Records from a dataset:
-- -- --
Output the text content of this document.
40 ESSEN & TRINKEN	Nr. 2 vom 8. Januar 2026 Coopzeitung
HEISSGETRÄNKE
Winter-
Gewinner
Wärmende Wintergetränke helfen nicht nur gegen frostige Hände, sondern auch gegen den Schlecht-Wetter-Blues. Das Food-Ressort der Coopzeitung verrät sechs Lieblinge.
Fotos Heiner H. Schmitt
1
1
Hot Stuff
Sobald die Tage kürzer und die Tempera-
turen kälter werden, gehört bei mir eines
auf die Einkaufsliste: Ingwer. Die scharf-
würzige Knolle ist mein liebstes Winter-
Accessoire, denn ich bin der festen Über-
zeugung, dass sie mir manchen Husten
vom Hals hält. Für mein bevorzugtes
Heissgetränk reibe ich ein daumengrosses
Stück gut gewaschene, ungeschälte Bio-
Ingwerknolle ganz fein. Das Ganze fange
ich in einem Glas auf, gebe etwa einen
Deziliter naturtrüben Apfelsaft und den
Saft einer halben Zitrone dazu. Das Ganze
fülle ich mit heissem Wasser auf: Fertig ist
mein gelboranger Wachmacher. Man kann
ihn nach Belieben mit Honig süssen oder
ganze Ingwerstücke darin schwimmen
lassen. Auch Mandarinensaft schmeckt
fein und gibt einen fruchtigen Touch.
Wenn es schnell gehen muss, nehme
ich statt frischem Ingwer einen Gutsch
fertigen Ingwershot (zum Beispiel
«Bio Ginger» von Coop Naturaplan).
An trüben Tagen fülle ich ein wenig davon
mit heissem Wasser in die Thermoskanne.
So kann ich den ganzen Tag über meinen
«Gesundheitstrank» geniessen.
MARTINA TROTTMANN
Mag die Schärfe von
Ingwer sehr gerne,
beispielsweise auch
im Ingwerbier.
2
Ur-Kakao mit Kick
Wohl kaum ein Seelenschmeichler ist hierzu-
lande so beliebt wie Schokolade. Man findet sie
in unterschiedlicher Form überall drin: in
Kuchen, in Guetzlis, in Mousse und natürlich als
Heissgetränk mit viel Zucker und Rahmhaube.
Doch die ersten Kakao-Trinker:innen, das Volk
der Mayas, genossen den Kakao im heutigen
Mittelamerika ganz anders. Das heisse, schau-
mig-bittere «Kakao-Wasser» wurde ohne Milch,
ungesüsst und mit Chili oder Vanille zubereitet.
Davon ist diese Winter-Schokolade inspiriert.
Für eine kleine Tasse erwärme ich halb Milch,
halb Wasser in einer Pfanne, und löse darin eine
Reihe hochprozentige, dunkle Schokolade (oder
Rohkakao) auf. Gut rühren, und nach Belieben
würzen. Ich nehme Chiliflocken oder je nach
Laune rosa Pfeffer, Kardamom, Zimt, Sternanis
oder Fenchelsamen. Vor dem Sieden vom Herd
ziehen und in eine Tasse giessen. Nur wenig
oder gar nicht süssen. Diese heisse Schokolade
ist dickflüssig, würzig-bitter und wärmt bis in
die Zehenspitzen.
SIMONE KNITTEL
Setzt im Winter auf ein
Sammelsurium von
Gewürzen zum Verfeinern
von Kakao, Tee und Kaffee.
-- -- --
— WRITTEN INSTRUCTION —
Quote every record above exactly.

— FINAL RESULT —
Output the text content of this document.
40 ESSEN & TRINKEN	Nr. 2 vom 8. Januar 2026 Coopzeitung
HEISSGETRÄNKE
Winter-
Gewinner
Wärmende Wintergetränke helfen nicht nur gegen frostige Hände, sondern auch gegen den Schlecht-Wetter-Blues. Das Food-Ressort der Coopzeitung verrät sechs Lieblinge.
Fotos Heiner H. Schmitt
1
1
Hot Stuff
Sobald die Tage kürzer und die Tempera-
turen kälter werden, gehört bei mir eines
auf die Einkaufsliste: Ingwer. Die scharf-
würzige Knolle ist mein liebstes Winter-
Accessoire, denn ich bin der festen Über-
zeugung, dass sie mir manchen Husten
vom Hals hält. Für mein bevorzugtes
Heissgetränk reibe ich ein daumengrosses
Stück gut gewaschene, ungeschälte Bio-
Ingwerknolle ganz fein. Das Ganze fange
ich in einem Glas auf, gebe etwa einen
Deziliter naturtrüben Apfelsaft und den
Saft einer halben Zitrone dazu. Das Ganze
fülle ich mit heissem Wasser auf: Fertig ist
mein gelboranger Wachmacher. Man kann
ihn nach Belieben mit Honig süssen oder
ganze Ingwerstücke darin schwimmen
lassen. Auch Mandarinensaft schmeckt
fein und gibt einen fruchtigen Touch.
Wenn es schnell gehen muss, nehme
ich statt frischem Ingwer einen Gutsch
fertigen Ingwershot (zum Beispiel
«Bio Ginger» von Coop Naturaplan).
An trüben Tagen fülle ich ein wenig davon
mit heissem Wasser in die Thermoskanne.
So kann ich den ganzen Tag über meinen
«Gesundheitstrank» geniessen.
MARTINA TROTTMANN
Mag die Schärfe von
Ingwer sehr gerne,
beispielsweise auch
im Ingwerbier.
2
Ur-Kakao mit Kick
Wohl kaum ein Seelenschmeichler ist hierzu-
lande so beliebt wie Schokolade. Man findet sie
in unterschiedlicher Form überall drin: in
Kuchen, in Guetzlis, in Mousse und natürlich als
Heissgetränk mit viel Zucker und Rahmhaube.
Doch die ersten Kakao-Trinker:innen, das Volk
der Mayas, genossen den Kakao im heutigen
Mittelamerika ganz anders. Das heisse, schau-
mig-bittere «Kakao-Wasser» wurde ohne Milch,
ungesüsst und mit Chili oder Vanille zubereitet.
Davon ist diese Winter-Schokolade inspiriert.
Für eine kleine Tasse erwärme ich halb Milch,
halb Wasser in einer Pfanne, und löse darin eine
Reihe hochprozentige, dunkle Schokolade (oder
Rohkakao) auf. Gut rühren, und nach Belieben
würzen. Ich nehme Chiliflocken oder je nach
Laune rosa Pfeffer, Kardamom, Zimt, Sternanis
oder Fenchelsamen. Vor dem Sieden vom Herd
ziehen und in eine Tasse giessen. Nur wenig
oder gar nicht süssen. Diese heisse Schokolade
ist dickflüssig, würzig-bitter und wärmt bis in
die Zehenspitzen.
SIMONE KNITTEL
Setzt im Winter auf ein
Sammelsurium von
Gewürzen zum Verfeinern
von Kakao, Tee und Kaffee.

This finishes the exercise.